- [SUPPLIED MATERIAL]
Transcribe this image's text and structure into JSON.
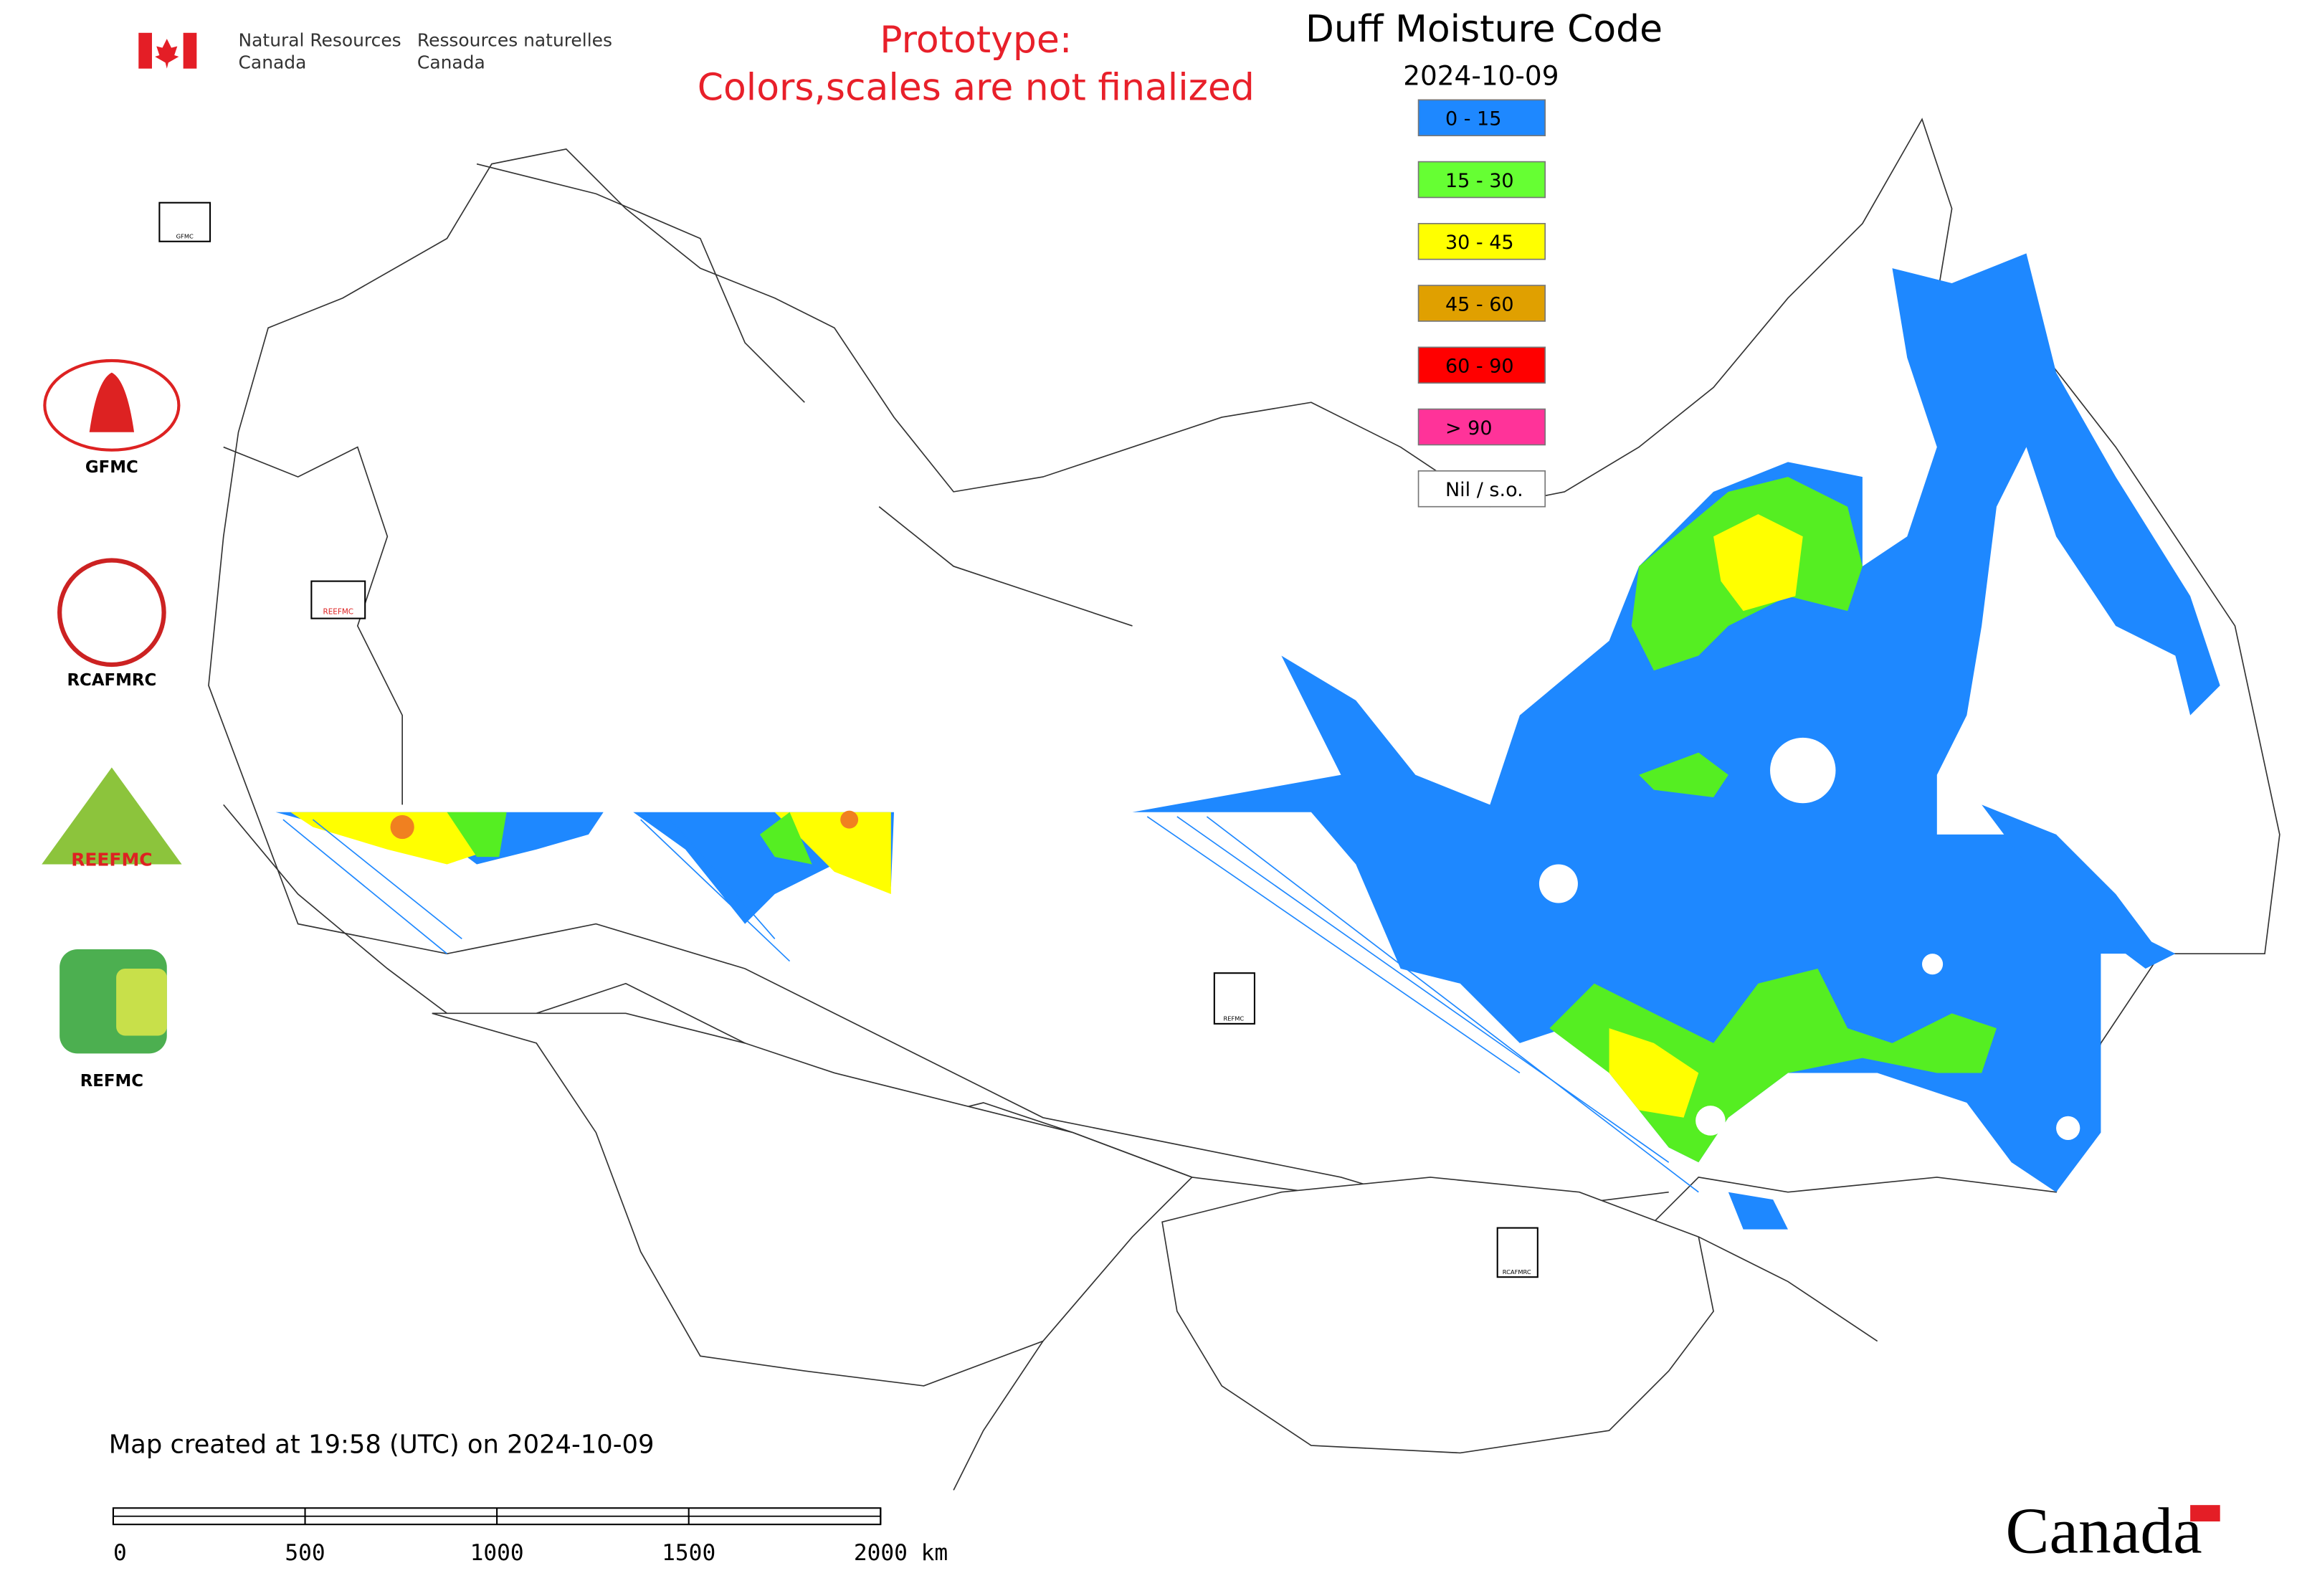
{
  "agency": {
    "en_line1": "Natural Resources",
    "en_line2": "Canada",
    "fr_line1": "Ressources naturelles",
    "fr_line2": "Canada"
  },
  "notice": {
    "line1": "Prototype:",
    "line2": "Colors,scales are not finalized"
  },
  "map": {
    "title": "Duff Moisture Code",
    "date": "2024-10-09",
    "legend": [
      {
        "label": "0 - 15",
        "color": "#1e88ff"
      },
      {
        "label": "15 - 30",
        "color": "#66ff33"
      },
      {
        "label": "30 - 45",
        "color": "#ffff00"
      },
      {
        "label": "45 - 60",
        "color": "#e0a000"
      },
      {
        "label": "60 - 90",
        "color": "#ff0000"
      },
      {
        "label": "> 90",
        "color": "#ff3399"
      },
      {
        "label": "Nil / s.o.",
        "color": "#ffffff"
      }
    ],
    "footer": "Map created at 19:58 (UTC) on 2024-10-09",
    "scale_bar": {
      "ticks": [
        0,
        500,
        1000,
        1500,
        {
          "value": 2000,
          "label": "2000 km"
        }
      ]
    }
  },
  "logos": [
    "GFMC",
    "RCAFMRC",
    "REEFMC",
    "REFMC"
  ],
  "wordmark": "Canada"
}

- [GIVEN EXERCISE] Nothing but the pictures may be dropped; output the records above exactly.

- [FULL ANSWER]
Transcribe this image's text and structure into JSON.
{
  "agency": {
    "en_line1": "Natural Resources",
    "en_line2": "Canada",
    "fr_line1": "Ressources naturelles",
    "fr_line2": "Canada"
  },
  "notice": {
    "line1": "Prototype:",
    "line2": "Colors,scales are not finalized"
  },
  "map": {
    "title": "Duff Moisture Code",
    "date": "2024-10-09",
    "legend": [
      {
        "label": "0 - 15",
        "color": "#1e88ff"
      },
      {
        "label": "15 - 30",
        "color": "#66ff33"
      },
      {
        "label": "30 - 45",
        "color": "#ffff00"
      },
      {
        "label": "45 - 60",
        "color": "#e0a000"
      },
      {
        "label": "60 - 90",
        "color": "#ff0000"
      },
      {
        "label": "> 90",
        "color": "#ff3399"
      },
      {
        "label": "Nil / s.o.",
        "color": "#ffffff"
      }
    ],
    "footer": "Map created at 19:58 (UTC) on 2024-10-09",
    "scale_bar": {
      "ticks": [
        0,
        500,
        1000,
        1500,
        {
          "value": 2000,
          "label": "2000 km"
        }
      ]
    }
  },
  "logos": [
    "GFMC",
    "RCAFMRC",
    "REEFMC",
    "REFMC"
  ],
  "wordmark": "Canada"
}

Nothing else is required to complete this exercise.